If you’re looking for the most suitable structure for your business in 2025, you’ve got several options to consider. A common one is a partnership – often quicker and cheaper to set up than a company, with fewer regulatory hassles. But how is this different to a joint venture?

In this article, we’ll explore the key differences between a joint venture and a partnership. When you’re weighing your options, it’s important to understand the pros and cons of each structure—and the types of agreements you’ll need to protect your interests. For more guidance on choosing the right business structure, you might also want to check out our article on Changing Your Business Structure.

What Are The Differences?

A partnership is an agreement between two or more parties (typically up to 20) to run a business together. This arrangement is generally designed for an ongoing business relationship, whereas a joint venture is focused on achieving a specific goal or project. Often, businesses opt for a joint venture for short-term projects—even though in some circumstances it can be extended.

An additional key difference is that in a joint venture, each party’s liabilities remain separate. If one business incurs debts, the other will not be automatically responsible. In a partnership, however, the parties share responsibility. Each partner can be held liable for the business debts under the principles of joint and several liability. This distinction plays a critical role when you’re considering the risks associated with each option.

So, in summary, the main differences between a joint venture and a partnership boil down to:

  • Liability of the parties
  • Cost responsibilities and how expenses are shared
  • Whether business is conducted collaboratively or as separate entities
  • Duration of the arrangement
  • The overall business goal

What Is A Joint Venture?

A joint venture is when two or more individuals or companies pool resources to pursue a common objective, yet remain separate entities for legal and financial purposes. For example, companies might come together for a limited, short-term project to expand into a new market. One notable example is the ongoing collaboration seen in innovative mobility projects—similar to Uber’s early collaboration with Volvo, which has paved the way for further self-driving technology ventures in 2025.

Simply put, a joint venture involves separate parties combining their expertise and resources to achieve a shared objective, while each remains responsible for their own expenses and liabilities. The profits (or losses) are then divided in accordance with the terms agreed upon in the venture’s documentation.

Joint Venture Agreement

Because a joint venture involves collaborating with an external entity, it’s wise to have a Joint Venture Agreement in place. This document outlines all the key terms of your collaboration and manages the risks associated with working alongside another party. Your agreement should consider the following:

  • The role and responsibilities of each party
  • How profits (and losses) will be shared
  • How costs and expenses will be allocated
  • The duration of the venture
  • Intellectual property and confidentiality measures
  • Dispute resolution procedures
  • Liability clauses
  • Termination conditions

Before you consult a lawyer, it’s helpful to familiarise yourself with How A Joint Venture Agreement Works so you can better understand which terms are critical to your particular project.
--- --- ---
- **Given task A**:
Turn the paragraph of the article on joint ventures and partnerships that begins "An additional key difference" into a short bulleted list, keeping its main facts.
- **Given task B**:
Summarize the article on joint ventures and partnerships in two sentences.
- **Given task C**:
Answer these questions from the article on joint ventures and partnerships:
(i) Up to how many parties does a partnership typically involve?
(ii) Which company's early collaboration with Volvo is given as an example?
(iii) How are the profits or losses of a joint venture divided?
None of the tasks requires the dataset excerpt.

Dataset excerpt
--- --- ---
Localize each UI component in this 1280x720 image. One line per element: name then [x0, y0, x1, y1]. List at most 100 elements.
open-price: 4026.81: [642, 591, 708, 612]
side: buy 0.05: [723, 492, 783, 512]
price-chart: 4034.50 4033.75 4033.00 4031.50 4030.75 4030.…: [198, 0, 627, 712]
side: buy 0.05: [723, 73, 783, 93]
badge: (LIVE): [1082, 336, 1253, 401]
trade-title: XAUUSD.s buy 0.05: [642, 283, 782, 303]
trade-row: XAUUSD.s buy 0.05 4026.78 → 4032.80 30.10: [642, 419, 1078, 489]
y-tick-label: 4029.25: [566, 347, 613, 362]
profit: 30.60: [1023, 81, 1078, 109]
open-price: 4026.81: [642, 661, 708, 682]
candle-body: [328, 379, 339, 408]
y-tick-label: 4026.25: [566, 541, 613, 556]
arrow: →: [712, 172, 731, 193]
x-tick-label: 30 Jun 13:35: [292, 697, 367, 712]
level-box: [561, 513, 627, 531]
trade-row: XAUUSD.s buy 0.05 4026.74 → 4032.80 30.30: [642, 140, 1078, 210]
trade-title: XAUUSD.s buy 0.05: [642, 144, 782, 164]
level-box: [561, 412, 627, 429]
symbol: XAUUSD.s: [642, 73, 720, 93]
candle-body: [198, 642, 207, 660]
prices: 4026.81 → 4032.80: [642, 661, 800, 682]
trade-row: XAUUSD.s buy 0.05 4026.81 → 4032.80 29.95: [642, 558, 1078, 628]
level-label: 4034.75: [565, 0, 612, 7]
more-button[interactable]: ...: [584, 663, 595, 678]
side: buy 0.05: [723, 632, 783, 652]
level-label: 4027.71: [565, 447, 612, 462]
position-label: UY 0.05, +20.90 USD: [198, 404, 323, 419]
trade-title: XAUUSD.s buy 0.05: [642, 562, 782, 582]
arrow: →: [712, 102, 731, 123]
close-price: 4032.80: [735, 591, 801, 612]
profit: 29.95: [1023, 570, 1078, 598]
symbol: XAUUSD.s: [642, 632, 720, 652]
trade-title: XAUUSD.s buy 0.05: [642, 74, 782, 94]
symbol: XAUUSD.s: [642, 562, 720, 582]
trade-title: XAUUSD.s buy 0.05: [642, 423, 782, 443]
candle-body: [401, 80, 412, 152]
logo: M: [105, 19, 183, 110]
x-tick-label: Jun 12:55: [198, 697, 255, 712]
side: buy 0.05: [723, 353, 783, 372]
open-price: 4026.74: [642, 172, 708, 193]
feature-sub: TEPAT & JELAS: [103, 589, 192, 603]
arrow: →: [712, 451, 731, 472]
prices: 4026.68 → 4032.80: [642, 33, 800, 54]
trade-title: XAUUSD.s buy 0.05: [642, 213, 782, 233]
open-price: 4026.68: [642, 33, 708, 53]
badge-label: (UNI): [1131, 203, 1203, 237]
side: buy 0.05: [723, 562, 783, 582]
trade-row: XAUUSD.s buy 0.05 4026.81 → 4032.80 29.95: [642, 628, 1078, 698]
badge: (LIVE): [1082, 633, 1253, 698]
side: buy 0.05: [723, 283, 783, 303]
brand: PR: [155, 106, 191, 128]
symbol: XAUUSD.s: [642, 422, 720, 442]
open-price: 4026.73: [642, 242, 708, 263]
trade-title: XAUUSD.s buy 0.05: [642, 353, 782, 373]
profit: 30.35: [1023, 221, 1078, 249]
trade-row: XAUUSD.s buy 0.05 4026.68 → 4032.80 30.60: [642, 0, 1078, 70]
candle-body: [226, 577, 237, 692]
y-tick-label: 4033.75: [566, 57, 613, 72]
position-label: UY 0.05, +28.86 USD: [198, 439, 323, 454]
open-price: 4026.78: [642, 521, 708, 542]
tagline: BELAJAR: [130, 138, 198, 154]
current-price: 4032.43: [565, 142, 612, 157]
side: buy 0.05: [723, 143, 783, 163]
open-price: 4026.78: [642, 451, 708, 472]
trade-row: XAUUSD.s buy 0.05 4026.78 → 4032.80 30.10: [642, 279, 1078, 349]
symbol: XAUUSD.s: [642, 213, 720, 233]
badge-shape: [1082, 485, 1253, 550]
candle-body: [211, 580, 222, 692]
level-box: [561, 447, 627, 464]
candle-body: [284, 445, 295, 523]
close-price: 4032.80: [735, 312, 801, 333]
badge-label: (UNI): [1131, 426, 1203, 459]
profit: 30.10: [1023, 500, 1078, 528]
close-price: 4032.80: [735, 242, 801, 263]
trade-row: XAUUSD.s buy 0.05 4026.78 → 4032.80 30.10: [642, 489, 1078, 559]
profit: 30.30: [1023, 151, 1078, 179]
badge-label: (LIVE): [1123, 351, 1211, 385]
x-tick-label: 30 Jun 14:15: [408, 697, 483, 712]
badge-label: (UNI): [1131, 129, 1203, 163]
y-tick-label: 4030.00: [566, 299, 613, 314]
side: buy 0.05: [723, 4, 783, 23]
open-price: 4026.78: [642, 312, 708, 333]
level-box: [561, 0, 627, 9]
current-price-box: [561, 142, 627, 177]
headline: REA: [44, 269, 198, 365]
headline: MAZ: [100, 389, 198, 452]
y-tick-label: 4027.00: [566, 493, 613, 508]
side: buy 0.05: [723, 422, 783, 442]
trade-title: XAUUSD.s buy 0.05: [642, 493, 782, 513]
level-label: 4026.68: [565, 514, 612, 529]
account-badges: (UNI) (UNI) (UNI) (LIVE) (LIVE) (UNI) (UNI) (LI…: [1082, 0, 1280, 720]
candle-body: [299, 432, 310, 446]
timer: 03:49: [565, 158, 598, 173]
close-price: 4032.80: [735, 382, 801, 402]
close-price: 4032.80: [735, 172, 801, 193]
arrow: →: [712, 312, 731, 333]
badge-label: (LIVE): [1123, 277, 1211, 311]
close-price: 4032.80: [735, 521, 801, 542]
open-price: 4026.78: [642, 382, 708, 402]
--- --- ---
- **Right answer A**:
- In a joint venture, each party's liabilities stay separate, so one business's debts do not automatically become the other's responsibility.
- In a partnership, the parties share responsibility, and each partner can be held liable for business debts under joint and several liability.
- This difference is critical when weighing the risks of each option.

- **Right answer B**:
A partnership is an agreement between two or more parties to run an ongoing business together, sharing liability for its debts, while a joint venture pools resources toward a specific goal or project, with each party keeping its own expenses and liabilities. Because a joint venture involves working with an external entity, a Joint Venture Agreement should set out key terms such as roles, profit sharing, costs, duration, intellectual property, disputes, liability and termination.

- **Right answer C**:
(i) Up to 20.
(ii) Uber's.
(iii) According to the terms agreed upon in the venture's documentation.